-- start of Information given --
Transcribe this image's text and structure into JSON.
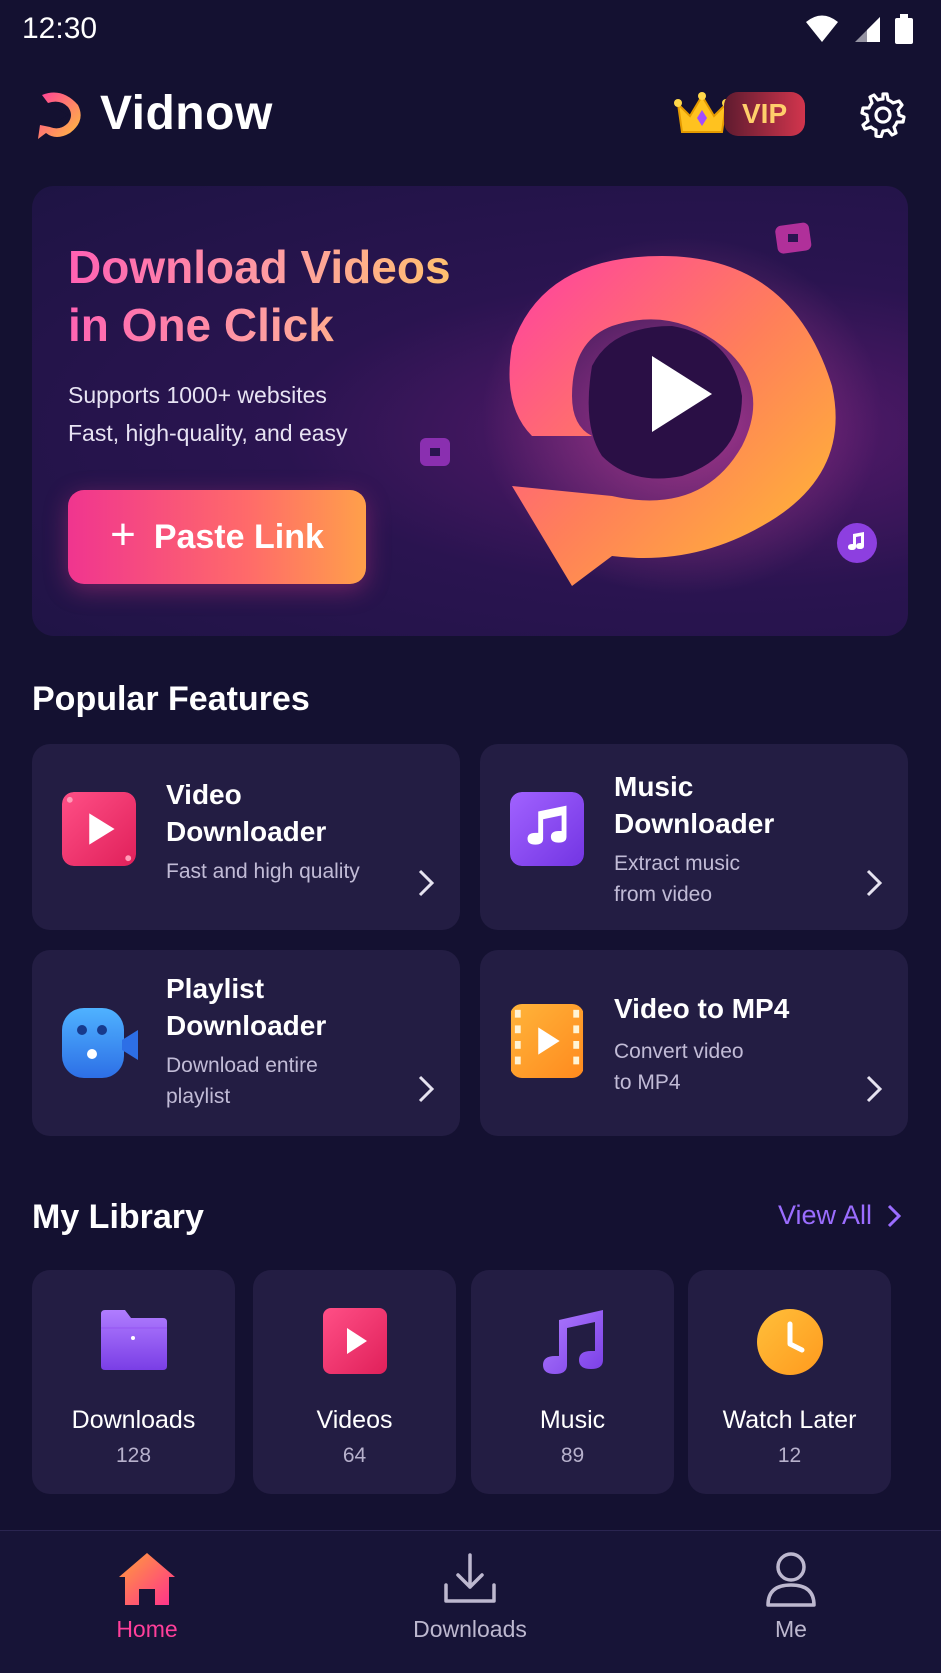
{
  "status_bar": {
    "time": "12:30"
  },
  "header": {
    "app_name": "Vidnow",
    "vip_label": "VIP"
  },
  "hero": {
    "title_line1": "Download Videos",
    "title_line2": "in One Click",
    "subtitle_line1": "Supports 1000+ websites",
    "subtitle_line2": "Fast, high-quality, and easy",
    "button_label": "Paste Link"
  },
  "popular": {
    "section_title": "Popular Features",
    "features": [
      {
        "title_line1": "Video",
        "title_line2": "Downloader",
        "desc_line1": "Fast and high quality",
        "desc_line2": "",
        "icon": "video-play-icon"
      },
      {
        "title_line1": "Music",
        "title_line2": "Downloader",
        "desc_line1": "Extract music",
        "desc_line2": "from video",
        "icon": "music-note-icon"
      },
      {
        "title_line1": "Playlist",
        "title_line2": "Downloader",
        "desc_line1": "Download entire",
        "desc_line2": "playlist",
        "icon": "playlist-camera-icon"
      },
      {
        "title_line1": "Video to MP4",
        "title_line2": "",
        "desc_line1": "Convert video",
        "desc_line2": "to MP4",
        "icon": "film-strip-icon"
      }
    ]
  },
  "library": {
    "section_title": "My Library",
    "view_all_label": "View All",
    "items": [
      {
        "label": "Downloads",
        "count": "128",
        "icon": "folder-icon"
      },
      {
        "label": "Videos",
        "count": "64",
        "icon": "video-play-icon"
      },
      {
        "label": "Music",
        "count": "89",
        "icon": "music-note-icon"
      },
      {
        "label": "Watch Later",
        "count": "12",
        "icon": "clock-icon"
      }
    ]
  },
  "bottom_nav": {
    "items": [
      {
        "label": "Home",
        "active": true,
        "icon": "home-icon"
      },
      {
        "label": "Downloads",
        "active": false,
        "icon": "download-icon"
      },
      {
        "label": "Me",
        "active": false,
        "icon": "profile-icon"
      }
    ]
  },
  "colors": {
    "background": "#141131",
    "card": "#231d43",
    "accent_pink": "#f0358f",
    "accent_orange": "#ffa04a",
    "accent_purple": "#9b6dff",
    "vip_gold": "#ffcf6b"
  }
}
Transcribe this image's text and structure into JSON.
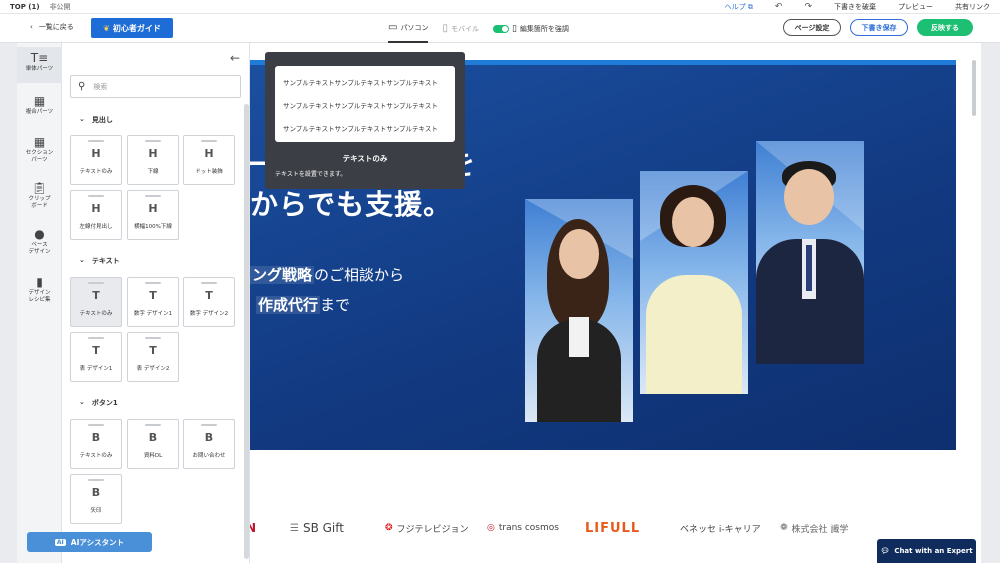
{
  "topbar": {
    "title": "TOP (1)",
    "status": "非公開",
    "help": "ヘルプ",
    "discard": "下書きを破棄",
    "preview": "プレビュー",
    "share": "共有リンク"
  },
  "toolbar": {
    "back": "一覧に戻る",
    "guide": "初心者ガイド",
    "devices": [
      {
        "label": "パソコン"
      },
      {
        "label": "モバイル"
      }
    ],
    "emphasize": "編集箇所を強調",
    "page_settings": "ページ設定",
    "save_draft": "下書き保存",
    "publish": "反映する"
  },
  "rail": [
    {
      "label1": "単体パーツ",
      "label2": ""
    },
    {
      "label1": "複合パーツ",
      "label2": ""
    },
    {
      "label1": "セクション",
      "label2": "パーツ"
    },
    {
      "label1": "クリップ",
      "label2": "ボード"
    },
    {
      "label1": "ベース",
      "label2": "デザイン"
    },
    {
      "label1": "デザイン",
      "label2": "レシピ集"
    }
  ],
  "panel": {
    "search_placeholder": "検索",
    "sections": [
      {
        "title": "見出し",
        "items": [
          {
            "icon": "H",
            "label": "テキストのみ"
          },
          {
            "icon": "H",
            "label": "下線"
          },
          {
            "icon": "H",
            "label": "ドット装飾"
          },
          {
            "icon": "H",
            "label": "左線付見出し"
          },
          {
            "icon": "H",
            "label": "横幅100%下線"
          }
        ]
      },
      {
        "title": "テキスト",
        "items": [
          {
            "icon": "T",
            "label": "テキストのみ"
          },
          {
            "icon": "T",
            "label": "数字 デザイン1"
          },
          {
            "icon": "T",
            "label": "数字 デザイン2"
          },
          {
            "icon": "T",
            "label": "表 デザイン1"
          },
          {
            "icon": "T",
            "label": "表 デザイン2"
          }
        ]
      },
      {
        "title": "ボタン1",
        "items": [
          {
            "icon": "B",
            "label": "テキストのみ"
          },
          {
            "icon": "B",
            "label": "資料DL"
          },
          {
            "icon": "B",
            "label": "お問い合わせ"
          },
          {
            "icon": "B",
            "label": "矢印"
          }
        ]
      }
    ],
    "ai_button": "AIアシスタント"
  },
  "tooltip": {
    "lines": [
      "サンプルテキストサンプルテキストサンプルテキスト",
      "サンプルテキストサンプルテキストサンプルテキスト",
      "サンプルテキストサンプルテキストサンプルテキスト"
    ],
    "name": "テキストのみ",
    "desc": "テキストを設置できます。"
  },
  "hero": {
    "line1": "ー",
    "line1_end": "を",
    "line2": "からでも支援。",
    "line3_hl": "ング戦略",
    "line3_rest": "のご相談から",
    "line4_hl": "作成代行",
    "line4_rest": "まで"
  },
  "logos": [
    "N",
    "SB Gift",
    "フジテレビジョン",
    "trans cosmos",
    "LIFULL",
    "ベネッセ i-キャリア",
    "株式会社 識学"
  ],
  "chat_button": "Chat with an Expert",
  "colors": {
    "brand_blue": "#1e6cd6",
    "publish_green": "#1dbf73",
    "hero_navy": "#123a82"
  }
}
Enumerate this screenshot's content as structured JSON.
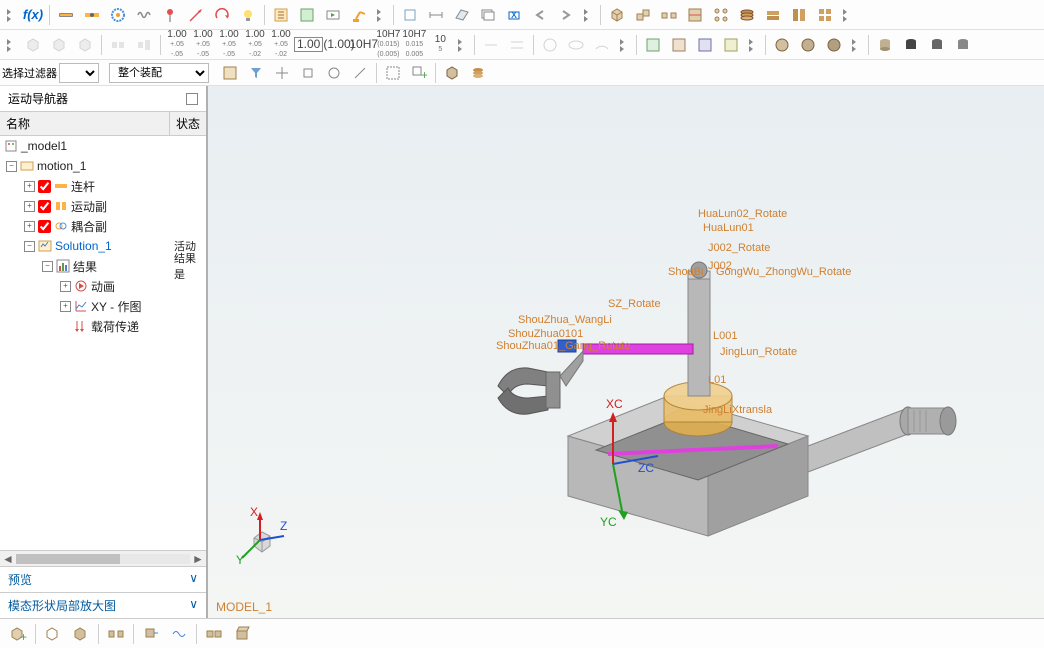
{
  "filter": {
    "left_label": "选择过滤器",
    "assembly": "整个装配"
  },
  "nav": {
    "title": "运动导航器",
    "col_name": "名称",
    "col_state": "状态",
    "preview": "预览",
    "modal": "模态形状局部放大图"
  },
  "tree": {
    "model": "_model1",
    "motion": "motion_1",
    "link": "连杆",
    "joint": "运动副",
    "couple": "耦合副",
    "solution": "Solution_1",
    "solution_state": "活动",
    "result": "结果",
    "result_state": "结果是",
    "anim": "动画",
    "xy": "XY - 作图",
    "load": "载荷传递"
  },
  "tol": {
    "v1": "1.00",
    "v1b": "+.05 -.05",
    "v2": "1.00",
    "v2b": "+.05 -.05",
    "v3": "1.00",
    "v3b": "+.05 -.05",
    "v4": "1.00",
    "v4b": "+.05 -.02",
    "v5": "1.00",
    "v5b": "+.05 -.02",
    "v6": "1.00",
    "v7": "(1.00)",
    "v8": "10H7",
    "v9": "10H7",
    "v9b": "(0.015) (0.005)",
    "v10": "10H7",
    "v10b": "0.015 0.005",
    "v11": "10",
    "v11b": "5"
  },
  "labels": {
    "xc": "XC",
    "yc": "YC",
    "zc": "ZC",
    "ax": "X",
    "ay": "Y",
    "az": "Z"
  },
  "annots": {
    "a1": "HuaLun02_Rotate",
    "a2": "HuaLun01",
    "a3": "J002_Rotate",
    "a4": "J002",
    "a5": "GongWu_ZhongWu_Rotate",
    "a6": "ShouBi",
    "a7": "SZ_Rotate",
    "a8": "ShouZhua_WangLi",
    "a9": "ShouZhua0101",
    "a10": "ShouZhua01_Gang_Rotate",
    "a11": "L001",
    "a12": "JingLun_Rotate",
    "a13": "L01",
    "a14": "JingLiXtransla"
  },
  "model_name": "MODEL_1"
}
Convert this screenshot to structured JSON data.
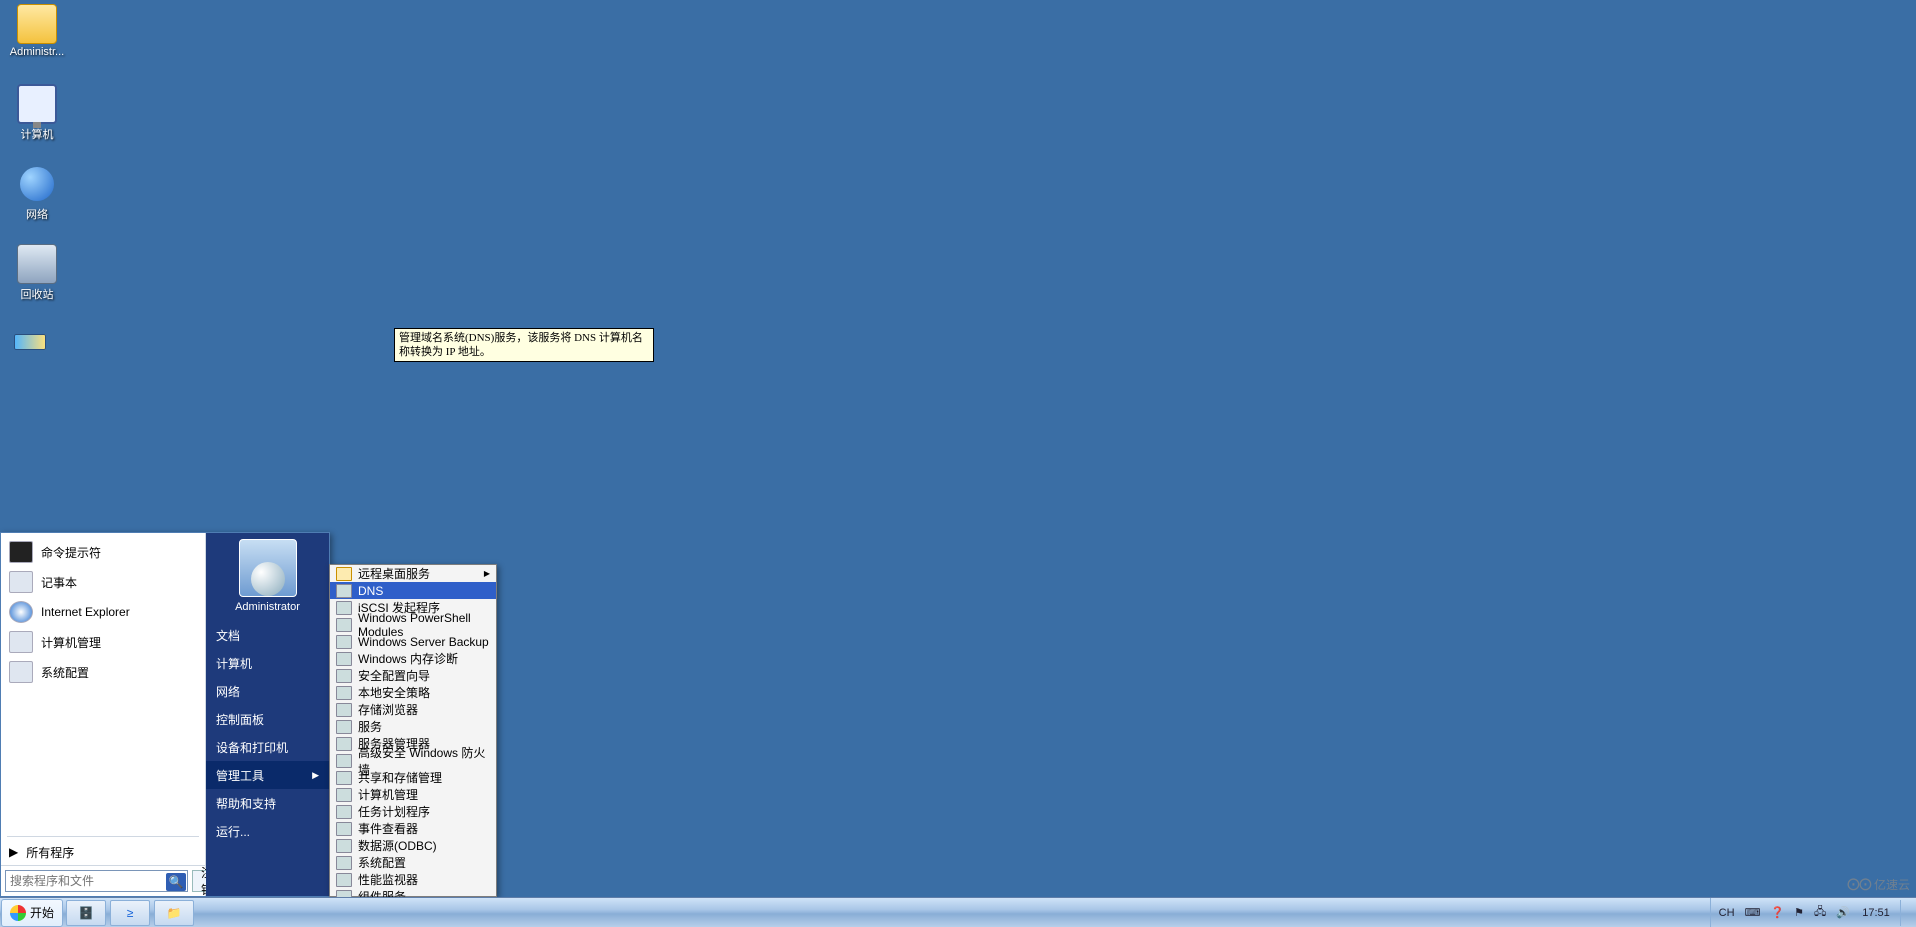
{
  "desktop_icons": [
    {
      "label": "Administr..."
    },
    {
      "label": "计算机"
    },
    {
      "label": "网络"
    },
    {
      "label": "回收站"
    }
  ],
  "start_menu": {
    "left_programs": [
      {
        "label": "命令提示符"
      },
      {
        "label": "记事本"
      },
      {
        "label": "Internet Explorer"
      },
      {
        "label": "计算机管理"
      },
      {
        "label": "系统配置"
      }
    ],
    "all_programs": "所有程序",
    "search_placeholder": "搜索程序和文件",
    "logoff": "注销",
    "user": "Administrator",
    "right_items": [
      {
        "label": "文档"
      },
      {
        "label": "计算机"
      },
      {
        "label": "网络"
      },
      {
        "label": "控制面板"
      },
      {
        "label": "设备和打印机"
      },
      {
        "label": "管理工具",
        "submenu": true,
        "selected": true
      },
      {
        "label": "帮助和支持"
      },
      {
        "label": "运行..."
      }
    ]
  },
  "admin_tools": [
    {
      "label": "远程桌面服务",
      "folder": true,
      "sub": true
    },
    {
      "label": "DNS",
      "selected": true
    },
    {
      "label": "iSCSI 发起程序"
    },
    {
      "label": "Windows PowerShell Modules"
    },
    {
      "label": "Windows Server Backup"
    },
    {
      "label": "Windows 内存诊断"
    },
    {
      "label": "安全配置向导"
    },
    {
      "label": "本地安全策略"
    },
    {
      "label": "存储浏览器"
    },
    {
      "label": "服务"
    },
    {
      "label": "服务器管理器"
    },
    {
      "label": "高级安全 Windows 防火墙"
    },
    {
      "label": "共享和存储管理"
    },
    {
      "label": "计算机管理"
    },
    {
      "label": "任务计划程序"
    },
    {
      "label": "事件查看器"
    },
    {
      "label": "数据源(ODBC)"
    },
    {
      "label": "系统配置"
    },
    {
      "label": "性能监视器"
    },
    {
      "label": "组件服务"
    }
  ],
  "tooltip": "管理域名系统(DNS)服务，该服务将 DNS 计算机名称转换为 IP 地址。",
  "taskbar": {
    "start": "开始",
    "lang": "CH",
    "clock": "17:51"
  },
  "watermark": "亿速云"
}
-- end of Information given --
Exercise instructions » Each line in the data that holds the string "Fast" should be found and copied.

Final result »
    "subtitle_line2": "Fast, high-quality, and easy",
        "desc_line1": "Fast and high quality",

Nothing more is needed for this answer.